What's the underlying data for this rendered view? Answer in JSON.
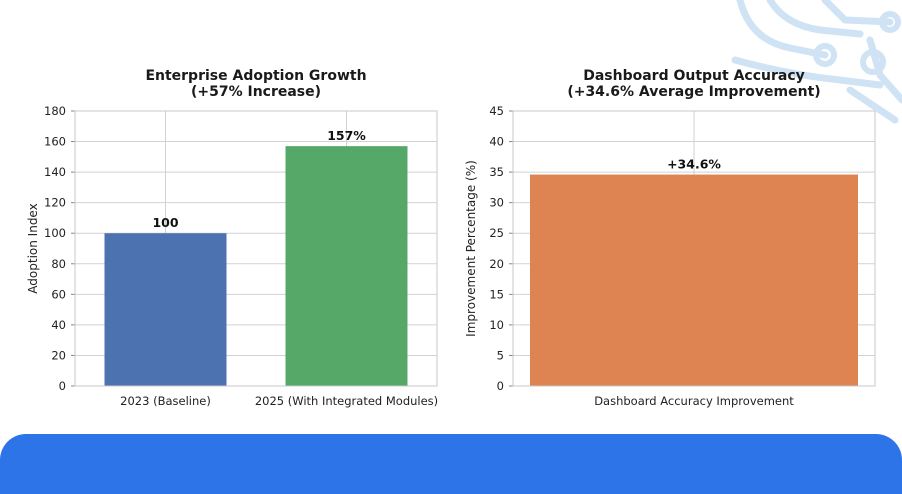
{
  "chart_data": [
    {
      "type": "bar",
      "title_line1": "Enterprise Adoption Growth",
      "title_line2": "(+57% Increase)",
      "xlabel": "",
      "ylabel": "Adoption Index",
      "ylim": [
        0,
        180
      ],
      "yticks": [
        0,
        20,
        40,
        60,
        80,
        100,
        120,
        140,
        160,
        180
      ],
      "categories": [
        "2023 (Baseline)",
        "2025 (With Integrated Modules)"
      ],
      "values": [
        100,
        157
      ],
      "data_labels": [
        "100",
        "157%"
      ],
      "colors": [
        "#4c72b0",
        "#55a868"
      ],
      "grid": true
    },
    {
      "type": "bar",
      "title_line1": "Dashboard Output Accuracy",
      "title_line2": "(+34.6% Average Improvement)",
      "xlabel": "",
      "ylabel": "Improvement Percentage (%)",
      "ylim": [
        0,
        45
      ],
      "yticks": [
        0,
        5,
        10,
        15,
        20,
        25,
        30,
        35,
        40,
        45
      ],
      "categories": [
        "Dashboard Accuracy Improvement"
      ],
      "values": [
        34.6
      ],
      "data_labels": [
        "+34.6%"
      ],
      "colors": [
        "#dd8452"
      ],
      "grid": true
    }
  ],
  "decoration": {
    "accent_color": "#2d74e8",
    "circuit_color": "#cfe3f5"
  }
}
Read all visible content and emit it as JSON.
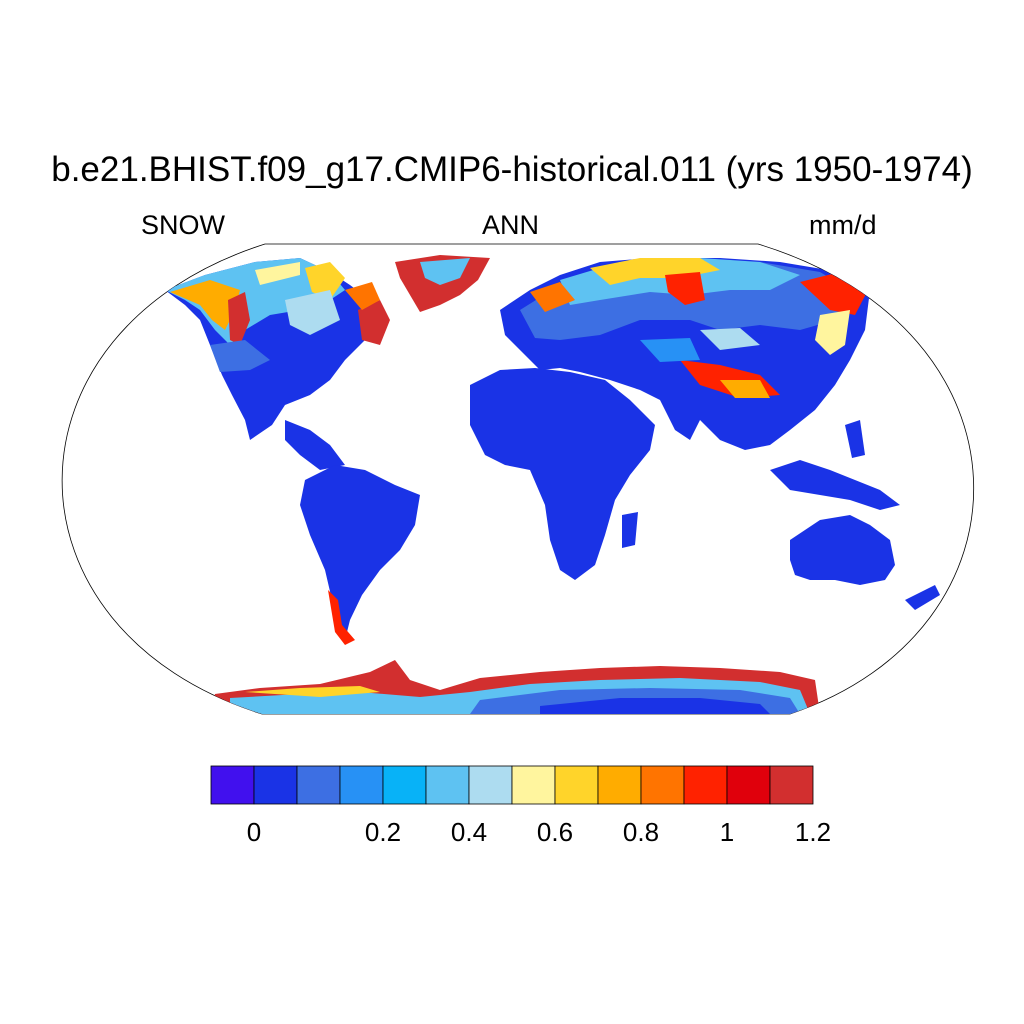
{
  "title": "b.e21.BHIST.f09_g17.CMIP6-historical.011 (yrs 1950-1974)",
  "subtitle_left": "SNOW",
  "subtitle_center": "ANN",
  "subtitle_right": "mm/d",
  "colorbar": {
    "colors": [
      "#4110ee",
      "#1a33e6",
      "#3d6fe3",
      "#2791f5",
      "#08b2f7",
      "#5ec2f2",
      "#addcf0",
      "#fff59e",
      "#ffd42a",
      "#ffac00",
      "#ff7400",
      "#ff2200",
      "#e0000c",
      "#d22f2f"
    ],
    "tick_labels": [
      "0",
      "0.2",
      "0.4",
      "0.6",
      "0.8",
      "1",
      "1.2"
    ],
    "tick_values": [
      0,
      0.2,
      0.4,
      0.6,
      0.8,
      1.0,
      1.2
    ],
    "levels": [
      0.05,
      0.1,
      0.15,
      0.2,
      0.3,
      0.4,
      0.5,
      0.6,
      0.7,
      0.8,
      0.9,
      1.0,
      1.1,
      1.2,
      1.3
    ]
  }
}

WORK TO DO
Omit every picture, then reproduce the rest of the listing exactly.

EXERCISE SOLUTION
What's the underlying data for this rendered view? Answer in JSON.
{
  "chart_data": [
    {
      "type": "bar",
      "title_line1": "Enterprise Adoption Growth",
      "title_line2": "(+57% Increase)",
      "xlabel": "",
      "ylabel": "Adoption Index",
      "ylim": [
        0,
        180
      ],
      "yticks": [
        0,
        20,
        40,
        60,
        80,
        100,
        120,
        140,
        160,
        180
      ],
      "categories": [
        "2023 (Baseline)",
        "2025 (With Integrated Modules)"
      ],
      "values": [
        100,
        157
      ],
      "data_labels": [
        "100",
        "157%"
      ],
      "colors": [
        "#4c72b0",
        "#55a868"
      ],
      "grid": true
    },
    {
      "type": "bar",
      "title_line1": "Dashboard Output Accuracy",
      "title_line2": "(+34.6% Average Improvement)",
      "xlabel": "",
      "ylabel": "Improvement Percentage (%)",
      "ylim": [
        0,
        45
      ],
      "yticks": [
        0,
        5,
        10,
        15,
        20,
        25,
        30,
        35,
        40,
        45
      ],
      "categories": [
        "Dashboard Accuracy Improvement"
      ],
      "values": [
        34.6
      ],
      "data_labels": [
        "+34.6%"
      ],
      "colors": [
        "#dd8452"
      ],
      "grid": true
    }
  ],
  "decoration": {
    "accent_color": "#2d74e8",
    "circuit_color": "#cfe3f5"
  }
}
Read all visible content and emit it as JSON.
{
  "title": "b.e21.BHIST.f09_g17.CMIP6-historical.011 (yrs 1950-1974)",
  "subtitle_left": "SNOW",
  "subtitle_center": "ANN",
  "subtitle_right": "mm/d",
  "colorbar": {
    "colors": [
      "#4110ee",
      "#1a33e6",
      "#3d6fe3",
      "#2791f5",
      "#08b2f7",
      "#5ec2f2",
      "#addcf0",
      "#fff59e",
      "#ffd42a",
      "#ffac00",
      "#ff7400",
      "#ff2200",
      "#e0000c",
      "#d22f2f"
    ],
    "tick_labels": [
      "0",
      "0.2",
      "0.4",
      "0.6",
      "0.8",
      "1",
      "1.2"
    ],
    "tick_values": [
      0,
      0.2,
      0.4,
      0.6,
      0.8,
      1.0,
      1.2
    ],
    "levels": [
      0.05,
      0.1,
      0.15,
      0.2,
      0.3,
      0.4,
      0.5,
      0.6,
      0.7,
      0.8,
      0.9,
      1.0,
      1.1,
      1.2,
      1.3
    ]
  }
}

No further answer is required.